** start of DATA FOR THIS EXERCISE **

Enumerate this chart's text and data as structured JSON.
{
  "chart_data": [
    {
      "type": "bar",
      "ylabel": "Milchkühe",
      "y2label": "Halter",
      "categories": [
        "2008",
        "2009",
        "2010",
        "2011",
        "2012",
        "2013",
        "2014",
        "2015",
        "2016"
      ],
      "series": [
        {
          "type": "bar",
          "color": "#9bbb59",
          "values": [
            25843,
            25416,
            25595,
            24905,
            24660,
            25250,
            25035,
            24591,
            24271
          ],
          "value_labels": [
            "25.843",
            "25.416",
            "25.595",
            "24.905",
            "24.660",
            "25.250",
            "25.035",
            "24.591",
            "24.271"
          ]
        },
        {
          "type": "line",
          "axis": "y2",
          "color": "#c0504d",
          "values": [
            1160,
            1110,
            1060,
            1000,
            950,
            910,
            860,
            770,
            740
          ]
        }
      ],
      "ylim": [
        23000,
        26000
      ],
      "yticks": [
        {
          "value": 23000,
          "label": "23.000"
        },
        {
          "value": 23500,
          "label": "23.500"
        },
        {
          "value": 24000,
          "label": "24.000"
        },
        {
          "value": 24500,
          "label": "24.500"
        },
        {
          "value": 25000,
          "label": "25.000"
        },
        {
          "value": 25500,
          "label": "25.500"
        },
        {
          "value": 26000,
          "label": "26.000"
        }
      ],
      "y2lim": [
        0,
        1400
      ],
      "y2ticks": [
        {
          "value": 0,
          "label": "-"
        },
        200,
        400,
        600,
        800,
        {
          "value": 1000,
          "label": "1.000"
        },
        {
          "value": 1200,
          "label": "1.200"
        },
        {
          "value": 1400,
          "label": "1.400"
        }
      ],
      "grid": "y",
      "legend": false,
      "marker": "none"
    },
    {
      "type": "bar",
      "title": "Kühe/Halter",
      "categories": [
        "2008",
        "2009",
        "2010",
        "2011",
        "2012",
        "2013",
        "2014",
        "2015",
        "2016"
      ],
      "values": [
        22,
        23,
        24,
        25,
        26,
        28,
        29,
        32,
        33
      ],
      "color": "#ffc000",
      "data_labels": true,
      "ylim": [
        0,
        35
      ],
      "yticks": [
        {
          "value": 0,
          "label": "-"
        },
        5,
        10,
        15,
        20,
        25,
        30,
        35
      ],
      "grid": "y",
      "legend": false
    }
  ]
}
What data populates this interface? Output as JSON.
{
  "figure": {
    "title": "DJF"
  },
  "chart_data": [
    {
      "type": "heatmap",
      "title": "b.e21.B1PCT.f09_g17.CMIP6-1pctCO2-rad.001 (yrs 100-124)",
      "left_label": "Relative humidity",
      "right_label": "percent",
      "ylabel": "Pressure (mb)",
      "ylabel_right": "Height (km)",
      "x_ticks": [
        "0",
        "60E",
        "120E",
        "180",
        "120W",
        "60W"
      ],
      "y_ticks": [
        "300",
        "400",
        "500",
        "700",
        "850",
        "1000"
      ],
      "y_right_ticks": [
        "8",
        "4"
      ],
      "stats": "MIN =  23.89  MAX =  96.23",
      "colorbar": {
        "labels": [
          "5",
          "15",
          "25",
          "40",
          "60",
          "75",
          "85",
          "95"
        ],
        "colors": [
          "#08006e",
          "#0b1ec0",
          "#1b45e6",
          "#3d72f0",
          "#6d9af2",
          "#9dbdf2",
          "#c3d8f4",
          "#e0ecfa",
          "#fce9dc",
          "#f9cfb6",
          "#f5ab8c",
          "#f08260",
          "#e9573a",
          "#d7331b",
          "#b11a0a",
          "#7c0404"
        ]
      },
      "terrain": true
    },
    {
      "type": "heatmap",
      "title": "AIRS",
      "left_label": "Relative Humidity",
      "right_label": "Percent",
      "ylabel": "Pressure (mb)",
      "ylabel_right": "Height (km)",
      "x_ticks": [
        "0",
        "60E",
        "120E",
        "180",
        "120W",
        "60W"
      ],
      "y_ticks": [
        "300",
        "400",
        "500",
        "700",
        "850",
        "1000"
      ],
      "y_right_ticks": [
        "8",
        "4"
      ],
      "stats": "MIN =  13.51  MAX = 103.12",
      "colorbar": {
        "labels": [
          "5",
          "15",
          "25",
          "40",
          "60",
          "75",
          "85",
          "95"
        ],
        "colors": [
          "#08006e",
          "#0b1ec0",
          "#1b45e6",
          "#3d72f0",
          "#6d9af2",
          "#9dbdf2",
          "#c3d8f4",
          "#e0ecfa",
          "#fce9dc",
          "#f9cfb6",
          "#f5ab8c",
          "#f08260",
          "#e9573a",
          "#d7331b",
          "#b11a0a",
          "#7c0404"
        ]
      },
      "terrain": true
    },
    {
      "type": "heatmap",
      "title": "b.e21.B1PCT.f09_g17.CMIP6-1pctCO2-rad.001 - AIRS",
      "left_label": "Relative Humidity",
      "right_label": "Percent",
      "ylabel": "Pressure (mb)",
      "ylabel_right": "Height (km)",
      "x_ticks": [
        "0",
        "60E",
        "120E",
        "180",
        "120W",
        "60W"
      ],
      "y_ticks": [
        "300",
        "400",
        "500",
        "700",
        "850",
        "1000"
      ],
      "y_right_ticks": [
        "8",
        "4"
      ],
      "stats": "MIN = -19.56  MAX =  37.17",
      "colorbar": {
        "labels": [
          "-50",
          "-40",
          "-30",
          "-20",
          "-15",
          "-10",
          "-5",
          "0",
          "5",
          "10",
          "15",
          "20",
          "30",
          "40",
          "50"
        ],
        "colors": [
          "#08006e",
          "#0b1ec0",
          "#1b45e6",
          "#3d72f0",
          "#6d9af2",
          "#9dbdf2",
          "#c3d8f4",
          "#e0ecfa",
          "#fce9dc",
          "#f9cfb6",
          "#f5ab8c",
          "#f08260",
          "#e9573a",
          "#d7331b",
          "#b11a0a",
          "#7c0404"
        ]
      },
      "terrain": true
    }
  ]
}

** end of DATA FOR THIS EXERCISE **

→ WRITTEN EXERCISE: Copy all lines from the entries that contain the word "stats".

→ WRITTEN RESPONSE:
      "stats": "MIN =  23.89  MAX =  96.23",
      "stats": "MIN =  13.51  MAX = 103.12",
      "stats": "MIN = -19.56  MAX =  37.17",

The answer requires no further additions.